**What to produce**
Quote the listing below in its entirety.

**Supplied information**
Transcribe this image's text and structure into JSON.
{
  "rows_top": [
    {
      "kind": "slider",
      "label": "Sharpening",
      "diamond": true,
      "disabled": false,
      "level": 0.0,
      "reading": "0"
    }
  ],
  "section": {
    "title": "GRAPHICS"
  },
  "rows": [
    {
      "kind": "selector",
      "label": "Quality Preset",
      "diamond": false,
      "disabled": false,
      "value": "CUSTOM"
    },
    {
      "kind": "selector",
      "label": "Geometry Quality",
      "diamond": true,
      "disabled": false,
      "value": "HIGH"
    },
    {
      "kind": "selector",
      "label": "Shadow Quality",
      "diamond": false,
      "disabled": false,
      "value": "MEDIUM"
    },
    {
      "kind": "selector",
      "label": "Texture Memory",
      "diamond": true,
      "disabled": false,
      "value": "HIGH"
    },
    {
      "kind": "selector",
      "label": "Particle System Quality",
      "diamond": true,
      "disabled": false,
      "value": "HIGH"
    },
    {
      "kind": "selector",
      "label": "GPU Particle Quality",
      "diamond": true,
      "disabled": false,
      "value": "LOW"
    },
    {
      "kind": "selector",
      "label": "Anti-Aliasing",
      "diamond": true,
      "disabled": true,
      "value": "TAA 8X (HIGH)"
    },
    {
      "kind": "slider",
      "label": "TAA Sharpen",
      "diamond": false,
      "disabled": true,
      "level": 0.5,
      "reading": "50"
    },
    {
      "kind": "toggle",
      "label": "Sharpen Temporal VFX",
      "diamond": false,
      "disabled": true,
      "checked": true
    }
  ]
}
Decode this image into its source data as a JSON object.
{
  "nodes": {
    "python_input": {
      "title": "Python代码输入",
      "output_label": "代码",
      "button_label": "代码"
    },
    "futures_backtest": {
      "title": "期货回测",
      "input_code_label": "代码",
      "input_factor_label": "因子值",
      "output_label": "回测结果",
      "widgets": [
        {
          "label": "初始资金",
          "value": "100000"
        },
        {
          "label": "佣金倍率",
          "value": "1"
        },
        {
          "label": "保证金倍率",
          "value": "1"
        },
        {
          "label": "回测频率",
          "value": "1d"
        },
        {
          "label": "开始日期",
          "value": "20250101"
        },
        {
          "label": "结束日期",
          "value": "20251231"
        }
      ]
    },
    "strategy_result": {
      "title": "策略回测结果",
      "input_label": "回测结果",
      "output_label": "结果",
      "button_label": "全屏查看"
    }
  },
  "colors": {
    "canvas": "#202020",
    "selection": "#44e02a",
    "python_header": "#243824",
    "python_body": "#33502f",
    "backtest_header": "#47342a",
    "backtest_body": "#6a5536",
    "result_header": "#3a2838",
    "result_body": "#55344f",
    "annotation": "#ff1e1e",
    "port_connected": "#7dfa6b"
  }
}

**Exercise response**
Transcribe this image's text and structure into JSON.
{
  "rows_top": [
    {
      "kind": "slider",
      "label": "Sharpening",
      "diamond": true,
      "disabled": false,
      "level": 0.0,
      "reading": "0"
    }
  ],
  "section": {
    "title": "GRAPHICS"
  },
  "rows": [
    {
      "kind": "selector",
      "label": "Quality Preset",
      "diamond": false,
      "disabled": false,
      "value": "CUSTOM"
    },
    {
      "kind": "selector",
      "label": "Geometry Quality",
      "diamond": true,
      "disabled": false,
      "value": "HIGH"
    },
    {
      "kind": "selector",
      "label": "Shadow Quality",
      "diamond": false,
      "disabled": false,
      "value": "MEDIUM"
    },
    {
      "kind": "selector",
      "label": "Texture Memory",
      "diamond": true,
      "disabled": false,
      "value": "HIGH"
    },
    {
      "kind": "selector",
      "label": "Particle System Quality",
      "diamond": true,
      "disabled": false,
      "value": "HIGH"
    },
    {
      "kind": "selector",
      "label": "GPU Particle Quality",
      "diamond": true,
      "disabled": false,
      "value": "LOW"
    },
    {
      "kind": "selector",
      "label": "Anti-Aliasing",
      "diamond": true,
      "disabled": true,
      "value": "TAA 8X (HIGH)"
    },
    {
      "kind": "slider",
      "label": "TAA Sharpen",
      "diamond": false,
      "disabled": true,
      "level": 0.5,
      "reading": "50"
    },
    {
      "kind": "toggle",
      "label": "Sharpen Temporal VFX",
      "diamond": false,
      "disabled": true,
      "checked": true
    }
  ]
}
Decode this image into its source data as a JSON object.
{
  "nodes": {
    "python_input": {
      "title": "Python代码输入",
      "output_label": "代码",
      "button_label": "代码"
    },
    "futures_backtest": {
      "title": "期货回测",
      "input_code_label": "代码",
      "input_factor_label": "因子值",
      "output_label": "回测结果",
      "widgets": [
        {
          "label": "初始资金",
          "value": "100000"
        },
        {
          "label": "佣金倍率",
          "value": "1"
        },
        {
          "label": "保证金倍率",
          "value": "1"
        },
        {
          "label": "回测频率",
          "value": "1d"
        },
        {
          "label": "开始日期",
          "value": "20250101"
        },
        {
          "label": "结束日期",
          "value": "20251231"
        }
      ]
    },
    "strategy_result": {
      "title": "策略回测结果",
      "input_label": "回测结果",
      "output_label": "结果",
      "button_label": "全屏查看"
    }
  },
  "colors": {
    "canvas": "#202020",
    "selection": "#44e02a",
    "python_header": "#243824",
    "python_body": "#33502f",
    "backtest_header": "#47342a",
    "backtest_body": "#6a5536",
    "result_header": "#3a2838",
    "result_body": "#55344f",
    "annotation": "#ff1e1e",
    "port_connected": "#7dfa6b"
  }
}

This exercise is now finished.